[Source extract]
>>>>>

The most radical interpretations of the book as both text and object emerged in a session on book artists in which Elizabeth Steiner, Lesley Kaiser and Gail Haffern talked about their work using the book or the idea of the book to reinvent art. Lesley Kaiser and John Barnett have taken the book from form to form ‑ from a pop‑up book based on Victorian dirty postcards (sold 100,000 copies) to a “virtual book” based on quantum physics, from poster to sticker to neon sign, from the gallery to the supermarket and into politics and deconstruction. I particularly liked their numbered edition mailout of a pamphlet on Eileen Stitchbury, an Auckland artist who left her work to the Auckland City Art Gallery which sold it all and kept the profits. Gail Haffern’s work constantly reinvents the book as an object and conceptually, as in her book which resembles a labyrinth, a whole mass of texts reaching into and over the page; or her book in response to Foucault, which is a “sequence of spaces” enclosing the reader.

<<<<<

[Task requirements] In the text about book artists, how many copies did the pop-up book based on Victorian dirty postcards sell?

[Listed entries]
>>>>>

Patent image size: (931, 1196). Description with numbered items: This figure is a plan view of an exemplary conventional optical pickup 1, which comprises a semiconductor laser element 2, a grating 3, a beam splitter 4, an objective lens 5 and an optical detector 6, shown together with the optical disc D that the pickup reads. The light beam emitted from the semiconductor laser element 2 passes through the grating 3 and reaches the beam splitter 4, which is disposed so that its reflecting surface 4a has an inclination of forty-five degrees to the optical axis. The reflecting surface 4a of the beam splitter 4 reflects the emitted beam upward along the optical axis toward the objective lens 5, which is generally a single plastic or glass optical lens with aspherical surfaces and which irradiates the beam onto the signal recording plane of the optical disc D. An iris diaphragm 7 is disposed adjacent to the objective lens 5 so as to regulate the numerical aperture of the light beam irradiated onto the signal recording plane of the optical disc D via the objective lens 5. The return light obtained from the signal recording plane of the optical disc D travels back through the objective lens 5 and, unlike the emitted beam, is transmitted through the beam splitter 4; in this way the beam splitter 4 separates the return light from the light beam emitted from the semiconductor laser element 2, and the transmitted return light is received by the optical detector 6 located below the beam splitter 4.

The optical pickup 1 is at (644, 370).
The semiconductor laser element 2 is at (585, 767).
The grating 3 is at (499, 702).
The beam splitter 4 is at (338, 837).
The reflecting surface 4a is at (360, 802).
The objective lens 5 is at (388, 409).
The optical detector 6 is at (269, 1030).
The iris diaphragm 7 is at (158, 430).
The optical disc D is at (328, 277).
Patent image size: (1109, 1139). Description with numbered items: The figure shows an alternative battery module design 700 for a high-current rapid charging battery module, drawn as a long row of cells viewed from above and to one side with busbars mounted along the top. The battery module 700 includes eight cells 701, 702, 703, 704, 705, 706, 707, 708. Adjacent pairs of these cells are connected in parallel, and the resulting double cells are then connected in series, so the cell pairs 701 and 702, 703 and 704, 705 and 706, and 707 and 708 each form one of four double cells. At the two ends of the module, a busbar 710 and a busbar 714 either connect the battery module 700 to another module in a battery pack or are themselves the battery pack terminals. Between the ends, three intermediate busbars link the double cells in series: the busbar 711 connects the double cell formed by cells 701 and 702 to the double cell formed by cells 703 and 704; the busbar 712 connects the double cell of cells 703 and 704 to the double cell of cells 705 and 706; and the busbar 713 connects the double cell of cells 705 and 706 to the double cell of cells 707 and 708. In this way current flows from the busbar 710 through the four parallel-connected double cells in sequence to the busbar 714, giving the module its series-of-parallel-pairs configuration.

<<<<<

[Task solution] It sold 100,000 copies.